§ LESETEXT
------------------------------------------------------------

Ich vermute, dass der Fehler irgendwo im initrd-Abschnitt liegt. Ich fasse das Howto so auf, dass eigentlich eine Passwortabfrage kommen sollte, nach der /dev/sda2 und /dev/sda3 gemäß /etc/fstab gemountet werden können. Aber bis dahin komme ich wie gesagt ja nicht, da die root-Partition vom Kernel nicht gemountet werden kann - irgendwie beißt sich hier der Hund in den Schwanz.

Grub lädt absolut normal, ebenso sollten zumindest kritische Treiber im Kernel drin sein (SATA-Controller etc), sonst müsste der Fehler - meine ich - anders aussehen. 

Ich wäre außerst dankbar, wenn jemand den / die Fehler findet - sollten Infos fehlen, reiche ich die gerne nach.

MfG Jimini

----------

## s|mon

Hallo,

ich kann dir leider noch nicht sagen wo genau das Problem ist, aber habe das ganze anfang der Woche selbst genutzt.

Ich bin beim Erstellen des Initramfs manuell vorgegangen, so sieht man wenn was nicht klappt.  

Beim Einbinden des Images habe ich 2 verschiedene Kernel gemacht einmal mit initramfs direkt im Kernel (also Pfad angegeben nicht leer wie in der Anleitung und einmal wie beschrieben.

Dann habe ich mir mehrere Kombinationen in Grub angelegt, auch eine welche das initramfs-Image als weiteren Parameter hat.

------------------------------------------------------------

§ AUSGELESENE DATEN
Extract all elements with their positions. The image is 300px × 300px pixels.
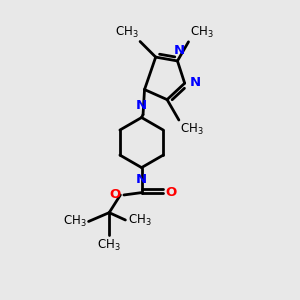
- Text: CH$_3$: CH$_3$: [128, 212, 152, 228]
- Text: CH$_3$: CH$_3$: [180, 122, 204, 136]
- Text: N: N: [136, 99, 147, 112]
- Text: N: N: [173, 44, 184, 57]
- Text: CH$_3$: CH$_3$: [190, 25, 214, 40]
- Text: O: O: [109, 188, 120, 201]
- Text: CH$_3$: CH$_3$: [115, 25, 139, 40]
- Text: CH$_3$: CH$_3$: [62, 214, 86, 229]
- Text: N: N: [190, 76, 201, 89]
- Text: N: N: [136, 173, 147, 186]
- Text: CH$_3$: CH$_3$: [97, 238, 121, 254]
- Text: O: O: [166, 185, 177, 199]
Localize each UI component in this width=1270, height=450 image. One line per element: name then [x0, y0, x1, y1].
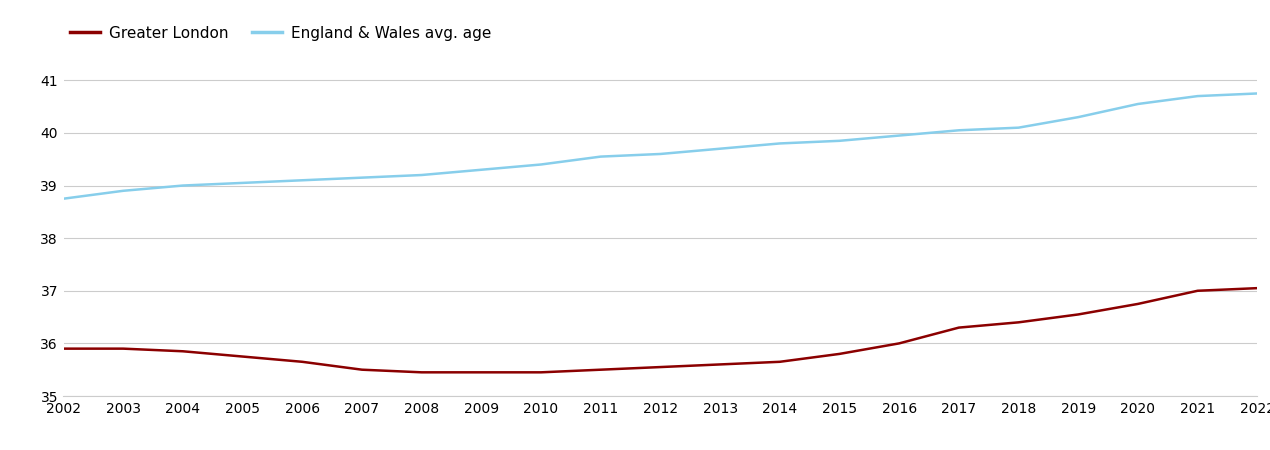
Greater London [653, 364, 668, 370]
Greater London [892, 341, 907, 346]
Greater London [1011, 320, 1026, 325]
England & Wales avg. age [951, 128, 966, 133]
Greater London [1071, 312, 1086, 317]
England & Wales avg. age [354, 175, 370, 180]
England & Wales avg. age [295, 178, 310, 183]
Greater London [593, 367, 608, 373]
England & Wales avg. age [1190, 94, 1205, 99]
England & Wales avg. age [533, 162, 549, 167]
Legend: Greater London, England & Wales avg. age: Greater London, England & Wales avg. age [64, 20, 498, 47]
Greater London [414, 369, 429, 375]
England & Wales avg. age [892, 133, 907, 138]
Greater London [533, 369, 549, 375]
Greater London [295, 359, 310, 364]
England & Wales avg. age [235, 180, 250, 185]
England & Wales avg. age [1011, 125, 1026, 130]
England & Wales avg. age [593, 154, 608, 159]
England & Wales avg. age [414, 172, 429, 178]
Greater London [951, 325, 966, 330]
Greater London [1250, 285, 1265, 291]
England & Wales avg. age [474, 167, 489, 172]
England & Wales avg. age [116, 188, 131, 194]
Greater London [354, 367, 370, 373]
Greater London [56, 346, 71, 351]
Greater London [1130, 301, 1146, 306]
Greater London [116, 346, 131, 351]
Greater London [712, 362, 728, 367]
Line: England & Wales avg. age: England & Wales avg. age [64, 94, 1257, 199]
Greater London [474, 369, 489, 375]
England & Wales avg. age [653, 151, 668, 157]
England & Wales avg. age [772, 141, 787, 146]
Greater London [832, 351, 847, 356]
England & Wales avg. age [56, 196, 71, 202]
Line: Greater London: Greater London [64, 288, 1257, 372]
Greater London [235, 354, 250, 359]
England & Wales avg. age [1250, 91, 1265, 96]
England & Wales avg. age [175, 183, 190, 188]
England & Wales avg. age [712, 146, 728, 151]
Greater London [1190, 288, 1205, 293]
England & Wales avg. age [832, 138, 847, 144]
England & Wales avg. age [1130, 101, 1146, 107]
Greater London [772, 359, 787, 364]
Greater London [175, 349, 190, 354]
England & Wales avg. age [1071, 114, 1086, 120]
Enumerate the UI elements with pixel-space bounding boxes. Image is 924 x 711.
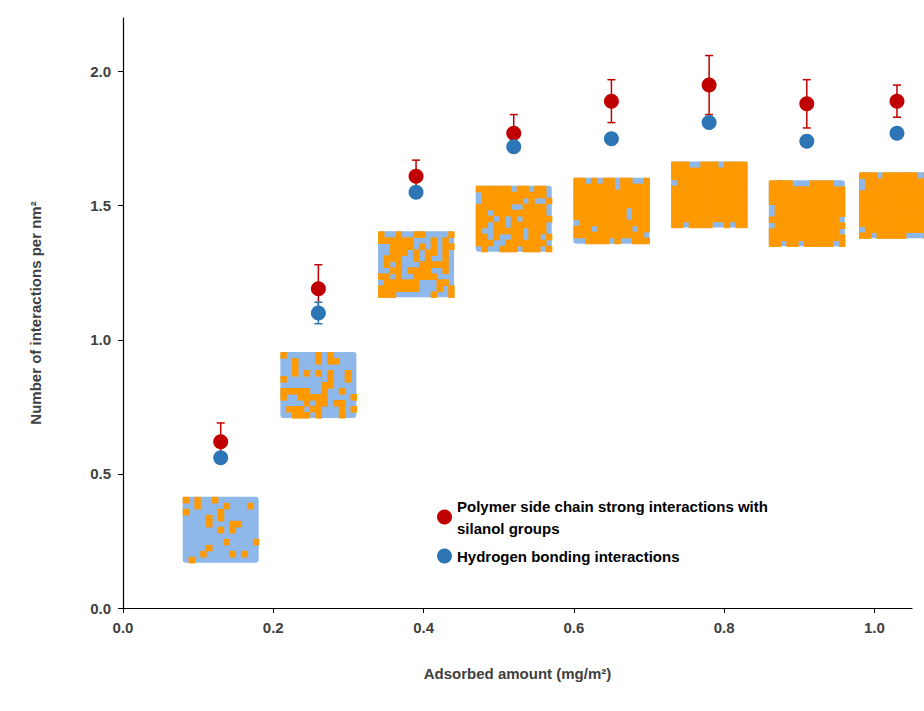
- svg-text:Hydrogen bonding interactions: Hydrogen bonding interactions: [457, 548, 680, 565]
- svg-text:0.5: 0.5: [90, 465, 111, 482]
- svg-text:0.2: 0.2: [263, 619, 284, 636]
- svg-text:silanol groups: silanol groups: [457, 520, 560, 537]
- svg-text:0.6: 0.6: [563, 619, 584, 636]
- svg-text:1.0: 1.0: [90, 331, 111, 348]
- svg-text:0.8: 0.8: [714, 619, 735, 636]
- svg-text:1.0: 1.0: [864, 619, 885, 636]
- svg-text:0.0: 0.0: [113, 619, 134, 636]
- svg-text:2.0: 2.0: [90, 63, 111, 80]
- svg-text:Polymer side chain strong inte: Polymer side chain strong interactions w…: [457, 498, 768, 515]
- svg-text:0.0: 0.0: [90, 600, 111, 617]
- svg-text:1.5: 1.5: [90, 197, 111, 214]
- svg-text:0.4: 0.4: [413, 619, 435, 636]
- svg-text:Adsorbed amount (mg/m²): Adsorbed amount (mg/m²): [424, 665, 612, 682]
- svg-text:Number of interactions per nm²: Number of interactions per nm²: [27, 201, 44, 424]
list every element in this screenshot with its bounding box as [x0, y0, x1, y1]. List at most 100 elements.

------------------------------------------------------------

§ AUFGABE 1
Ersetze in den Einträgen alles von der Zeile mit „- svg-text:Hydrogen bonding“ bis hinunter zur Zeile mit „- svg-text:1.0: 1.0: [864, 619, 885, 636]“ das Wort „silanol groups“ durch „Silanolgruppen“. Gib nur diese Zeilen wieder und lass alles andere darin unverändert.
§ AUFGABE 2
Führe den Text über das Booten mit einem initramfs-Image dort weiter, wo er aufhört.

§ ENDERGEBNIS 1
- svg-text:Hydrogen bonding interactions: Hydrogen bonding interactions: [457, 548, 680, 565]
- svg-text:0.5: 0.5: [90, 465, 111, 482]
- svg-text:0.2: 0.2: [263, 619, 284, 636]
- svg-text:Silanolgruppen: Silanolgruppen: [457, 520, 560, 537]
- svg-text:0.6: 0.6: [563, 619, 584, 636]
- svg-text:1.0: 1.0: [90, 331, 111, 348]
- svg-text:0.8: 0.8: [714, 619, 735, 636]
- svg-text:1.0: 1.0: [864, 619, 885, 636]

§ ENDERGEBNIS 2
Ich würde dir nahelegen es damit mal zu versuchen. Oder du versuchst erstmal dein schon erstelltes image bei grub anzugeben (sollte dazu wohl auch in deiner boot-Partition sein).

Viel erfolg weiterhin.

s|mon

----------

## Jimini

Ich habe heute Nacht 4- oder 5mal das System neu aufgesetzt. Ich habe mich immer an die Anleitungen gehalten. Ich habe also sprichwörtlich getüftelt und gebastelt. Ich habe gestern den ganzen Tag und die ganze letzte Nacht (bis auf 4 Stunden, in denen ich schlief) an dem Problem gesessen. Jetzt empfiehlst du mir quasi eine weitere "Probierlösung"...und weißt du was? Auf einmal läuft es. Kein Kernel Panic, es bootet durch. 

Einzig Swap wird nicht gemountet und der Bootvorgang dauert noch sehr lange, aber es läuft! Ich bin momentan etwas ratlos und mindestens genauso gespannt, wo der Fehler lag. 

Besten Dank für den Tipp, der mir mehr gebracht hat, als du womöglich gehofft hattest.

MfG Jimini

P.S.: ich setze den Thread auf "solved", sobald ich nachgeschaut habe, woran es lag.

----------

## Jimini

So, die Fehler scheine ich gefunden zu haben:

1) ikey_root=none:/dev/sdb1:/KEYFILE fehlte als Parameter in der grub.conf (Keyfile liegt jetzt auf einem USB-Stick)

2) in der Anleitung wurde die initrd nach /root/initramfs-gentoo-crypt kopiert, ich hab sie aber direkt nach /boot kopiert, und zwar als "initramfs.cpio.gz". Das brachte den Kernel ins Stolpern.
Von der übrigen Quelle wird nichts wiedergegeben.